__RECORDED INFORMATION__
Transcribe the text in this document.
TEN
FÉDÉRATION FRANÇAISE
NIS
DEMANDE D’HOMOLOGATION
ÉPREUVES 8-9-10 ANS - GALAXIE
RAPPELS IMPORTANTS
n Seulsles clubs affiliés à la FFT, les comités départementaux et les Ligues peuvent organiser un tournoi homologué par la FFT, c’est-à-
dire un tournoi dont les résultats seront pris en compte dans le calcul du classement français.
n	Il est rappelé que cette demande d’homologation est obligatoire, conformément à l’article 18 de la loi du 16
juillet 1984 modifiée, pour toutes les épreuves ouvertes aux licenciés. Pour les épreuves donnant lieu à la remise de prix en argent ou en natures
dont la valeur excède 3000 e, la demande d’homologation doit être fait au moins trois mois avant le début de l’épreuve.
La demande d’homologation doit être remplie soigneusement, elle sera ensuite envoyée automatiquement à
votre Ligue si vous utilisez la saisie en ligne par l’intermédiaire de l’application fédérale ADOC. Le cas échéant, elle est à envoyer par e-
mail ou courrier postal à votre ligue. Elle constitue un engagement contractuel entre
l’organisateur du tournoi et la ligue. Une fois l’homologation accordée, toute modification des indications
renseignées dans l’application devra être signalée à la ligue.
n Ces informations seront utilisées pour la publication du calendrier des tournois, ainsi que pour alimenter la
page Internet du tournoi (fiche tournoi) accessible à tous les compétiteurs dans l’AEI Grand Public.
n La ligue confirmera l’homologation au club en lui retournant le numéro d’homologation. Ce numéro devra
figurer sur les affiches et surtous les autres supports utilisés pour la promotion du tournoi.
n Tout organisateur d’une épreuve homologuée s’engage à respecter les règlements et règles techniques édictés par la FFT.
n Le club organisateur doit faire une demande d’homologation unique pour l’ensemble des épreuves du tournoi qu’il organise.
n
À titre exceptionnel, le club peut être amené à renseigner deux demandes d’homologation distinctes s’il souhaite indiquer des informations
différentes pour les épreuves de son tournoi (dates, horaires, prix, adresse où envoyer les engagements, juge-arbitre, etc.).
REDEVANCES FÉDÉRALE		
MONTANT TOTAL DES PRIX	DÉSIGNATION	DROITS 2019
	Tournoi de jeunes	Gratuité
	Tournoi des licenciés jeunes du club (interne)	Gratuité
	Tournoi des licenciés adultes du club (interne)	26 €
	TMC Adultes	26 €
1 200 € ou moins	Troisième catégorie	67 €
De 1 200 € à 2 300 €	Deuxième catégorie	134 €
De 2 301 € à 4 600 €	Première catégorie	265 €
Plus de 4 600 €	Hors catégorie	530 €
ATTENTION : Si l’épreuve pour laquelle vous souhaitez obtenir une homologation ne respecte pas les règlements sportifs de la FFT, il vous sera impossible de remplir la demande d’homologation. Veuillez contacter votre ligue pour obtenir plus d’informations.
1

__TO DO__
Repeat each record in full; every line must match exactly.

__CORRECT RESPONSE__
Transcribe the text in this document.
TEN
FÉDÉRATION FRANÇAISE
NIS
DEMANDE D’HOMOLOGATION
ÉPREUVES 8-9-10 ANS - GALAXIE
RAPPELS IMPORTANTS
n Seulsles clubs affiliés à la FFT, les comités départementaux et les Ligues peuvent organiser un tournoi homologué par la FFT, c’est-à-
dire un tournoi dont les résultats seront pris en compte dans le calcul du classement français.
n	Il est rappelé que cette demande d’homologation est obligatoire, conformément à l’article 18 de la loi du 16
juillet 1984 modifiée, pour toutes les épreuves ouvertes aux licenciés. Pour les épreuves donnant lieu à la remise de prix en argent ou en natures
dont la valeur excède 3000 e, la demande d’homologation doit être fait au moins trois mois avant le début de l’épreuve.
La demande d’homologation doit être remplie soigneusement, elle sera ensuite envoyée automatiquement à
votre Ligue si vous utilisez la saisie en ligne par l’intermédiaire de l’application fédérale ADOC. Le cas échéant, elle est à envoyer par e-
mail ou courrier postal à votre ligue. Elle constitue un engagement contractuel entre
l’organisateur du tournoi et la ligue. Une fois l’homologation accordée, toute modification des indications
renseignées dans l’application devra être signalée à la ligue.
n Ces informations seront utilisées pour la publication du calendrier des tournois, ainsi que pour alimenter la
page Internet du tournoi (fiche tournoi) accessible à tous les compétiteurs dans l’AEI Grand Public.
n La ligue confirmera l’homologation au club en lui retournant le numéro d’homologation. Ce numéro devra
figurer sur les affiches et surtous les autres supports utilisés pour la promotion du tournoi.
n Tout organisateur d’une épreuve homologuée s’engage à respecter les règlements et règles techniques édictés par la FFT.
n Le club organisateur doit faire une demande d’homologation unique pour l’ensemble des épreuves du tournoi qu’il organise.
n
À titre exceptionnel, le club peut être amené à renseigner deux demandes d’homologation distinctes s’il souhaite indiquer des informations
différentes pour les épreuves de son tournoi (dates, horaires, prix, adresse où envoyer les engagements, juge-arbitre, etc.).
REDEVANCES FÉDÉRALE		
MONTANT TOTAL DES PRIX	DÉSIGNATION	DROITS 2019
	Tournoi de jeunes	Gratuité
	Tournoi des licenciés jeunes du club (interne)	Gratuité
	Tournoi des licenciés adultes du club (interne)	26 €
	TMC Adultes	26 €
1 200 € ou moins	Troisième catégorie	67 €
De 1 200 € à 2 300 €	Deuxième catégorie	134 €
De 2 301 € à 4 600 €	Première catégorie	265 €
Plus de 4 600 €	Hors catégorie	530 €
ATTENTION : Si l’épreuve pour laquelle vous souhaitez obtenir une homologation ne respecte pas les règlements sportifs de la FFT, il vous sera impossible de remplir la demande d’homologation. Veuillez contacter votre ligue pour obtenir plus d’informations.
1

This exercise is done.